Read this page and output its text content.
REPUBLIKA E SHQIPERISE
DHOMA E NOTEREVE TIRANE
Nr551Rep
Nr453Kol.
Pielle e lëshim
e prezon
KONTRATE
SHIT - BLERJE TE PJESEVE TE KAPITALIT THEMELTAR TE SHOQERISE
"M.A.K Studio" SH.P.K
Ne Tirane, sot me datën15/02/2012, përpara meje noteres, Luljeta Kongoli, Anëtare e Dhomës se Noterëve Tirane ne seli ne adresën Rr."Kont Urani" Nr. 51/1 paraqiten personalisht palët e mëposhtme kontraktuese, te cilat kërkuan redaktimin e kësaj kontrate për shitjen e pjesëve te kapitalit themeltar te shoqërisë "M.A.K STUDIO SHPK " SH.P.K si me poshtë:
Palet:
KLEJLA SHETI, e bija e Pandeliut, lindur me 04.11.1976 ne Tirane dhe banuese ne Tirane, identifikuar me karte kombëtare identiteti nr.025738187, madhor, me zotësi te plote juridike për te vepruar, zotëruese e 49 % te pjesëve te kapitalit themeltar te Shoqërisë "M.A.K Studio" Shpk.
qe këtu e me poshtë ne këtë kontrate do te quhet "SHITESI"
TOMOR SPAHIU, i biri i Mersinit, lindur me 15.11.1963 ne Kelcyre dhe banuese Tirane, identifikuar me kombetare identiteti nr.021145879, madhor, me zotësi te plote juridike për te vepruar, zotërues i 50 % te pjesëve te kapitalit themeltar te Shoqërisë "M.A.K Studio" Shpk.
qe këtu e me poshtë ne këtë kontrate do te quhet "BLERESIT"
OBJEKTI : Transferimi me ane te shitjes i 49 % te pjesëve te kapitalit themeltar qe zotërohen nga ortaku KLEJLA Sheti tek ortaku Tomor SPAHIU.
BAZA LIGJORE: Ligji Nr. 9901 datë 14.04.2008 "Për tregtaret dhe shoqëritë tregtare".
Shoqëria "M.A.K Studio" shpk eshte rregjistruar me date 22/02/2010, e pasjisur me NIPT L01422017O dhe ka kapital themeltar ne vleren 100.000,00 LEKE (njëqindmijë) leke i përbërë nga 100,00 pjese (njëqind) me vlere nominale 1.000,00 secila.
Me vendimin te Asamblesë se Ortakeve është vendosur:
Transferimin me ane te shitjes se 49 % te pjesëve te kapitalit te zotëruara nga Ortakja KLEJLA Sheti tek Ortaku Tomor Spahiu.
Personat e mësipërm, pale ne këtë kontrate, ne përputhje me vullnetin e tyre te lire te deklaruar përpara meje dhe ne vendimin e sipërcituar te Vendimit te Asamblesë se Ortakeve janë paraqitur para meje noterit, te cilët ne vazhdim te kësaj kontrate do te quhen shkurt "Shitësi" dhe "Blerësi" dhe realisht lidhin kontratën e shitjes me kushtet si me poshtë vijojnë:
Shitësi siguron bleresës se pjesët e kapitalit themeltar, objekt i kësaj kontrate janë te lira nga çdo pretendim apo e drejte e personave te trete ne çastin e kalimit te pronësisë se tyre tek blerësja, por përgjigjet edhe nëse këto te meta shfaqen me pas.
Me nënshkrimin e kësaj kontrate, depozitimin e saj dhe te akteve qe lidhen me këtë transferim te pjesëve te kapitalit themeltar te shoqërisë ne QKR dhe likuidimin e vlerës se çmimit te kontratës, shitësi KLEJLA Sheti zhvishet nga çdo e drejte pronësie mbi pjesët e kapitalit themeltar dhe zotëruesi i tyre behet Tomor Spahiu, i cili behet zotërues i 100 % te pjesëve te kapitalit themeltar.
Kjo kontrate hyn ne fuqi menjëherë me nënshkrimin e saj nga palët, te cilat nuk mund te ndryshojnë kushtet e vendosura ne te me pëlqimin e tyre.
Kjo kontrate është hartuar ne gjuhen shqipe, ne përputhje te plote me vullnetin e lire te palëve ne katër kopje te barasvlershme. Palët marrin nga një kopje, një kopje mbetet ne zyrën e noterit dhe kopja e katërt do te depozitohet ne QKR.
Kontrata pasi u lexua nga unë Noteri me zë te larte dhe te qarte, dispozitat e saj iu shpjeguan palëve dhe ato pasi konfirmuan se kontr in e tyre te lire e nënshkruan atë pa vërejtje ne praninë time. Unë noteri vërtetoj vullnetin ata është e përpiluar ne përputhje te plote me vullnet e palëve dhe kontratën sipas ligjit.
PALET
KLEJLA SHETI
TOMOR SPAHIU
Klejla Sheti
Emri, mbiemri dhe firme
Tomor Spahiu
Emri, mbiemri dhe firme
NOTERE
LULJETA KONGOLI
****
Find the lines above that include the string "quhet" and copy them.

qe këtu e me poshtë ne këtë kontrate do te quhet "SHITESI"
qe këtu e me poshtë ne këtë kontrate do te quhet "BLERESIT"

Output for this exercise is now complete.